Work to do >> Could you write out the records below exactly as they appear?

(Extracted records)
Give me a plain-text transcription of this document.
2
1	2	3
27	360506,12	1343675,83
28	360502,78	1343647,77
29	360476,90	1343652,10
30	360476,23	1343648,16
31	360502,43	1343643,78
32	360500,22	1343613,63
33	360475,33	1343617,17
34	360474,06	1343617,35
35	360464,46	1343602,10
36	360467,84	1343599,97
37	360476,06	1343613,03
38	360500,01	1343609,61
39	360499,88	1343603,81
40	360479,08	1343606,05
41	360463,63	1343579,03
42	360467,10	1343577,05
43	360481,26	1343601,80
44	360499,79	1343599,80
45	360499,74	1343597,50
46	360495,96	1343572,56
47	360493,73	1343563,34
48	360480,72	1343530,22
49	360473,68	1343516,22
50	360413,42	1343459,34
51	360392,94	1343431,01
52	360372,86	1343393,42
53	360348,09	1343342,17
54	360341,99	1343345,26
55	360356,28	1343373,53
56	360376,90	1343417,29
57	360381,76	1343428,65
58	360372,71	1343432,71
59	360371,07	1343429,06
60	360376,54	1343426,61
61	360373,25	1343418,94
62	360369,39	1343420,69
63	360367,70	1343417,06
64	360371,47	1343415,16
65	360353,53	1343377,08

Result of this exercise >>
Give me a plain-text transcription of this document.
2
1	2	3
27	360506,12	1343675,83
28	360502,78	1343647,77
29	360476,90	1343652,10
30	360476,23	1343648,16
31	360502,43	1343643,78
32	360500,22	1343613,63
33	360475,33	1343617,17
34	360474,06	1343617,35
35	360464,46	1343602,10
36	360467,84	1343599,97
37	360476,06	1343613,03
38	360500,01	1343609,61
39	360499,88	1343603,81
40	360479,08	1343606,05
41	360463,63	1343579,03
42	360467,10	1343577,05
43	360481,26	1343601,80
44	360499,79	1343599,80
45	360499,74	1343597,50
46	360495,96	1343572,56
47	360493,73	1343563,34
48	360480,72	1343530,22
49	360473,68	1343516,22
50	360413,42	1343459,34
51	360392,94	1343431,01
52	360372,86	1343393,42
53	360348,09	1343342,17
54	360341,99	1343345,26
55	360356,28	1343373,53
56	360376,90	1343417,29
57	360381,76	1343428,65
58	360372,71	1343432,71
59	360371,07	1343429,06
60	360376,54	1343426,61
61	360373,25	1343418,94
62	360369,39	1343420,69
63	360367,70	1343417,06
64	360371,47	1343415,16
65	360353,53	1343377,08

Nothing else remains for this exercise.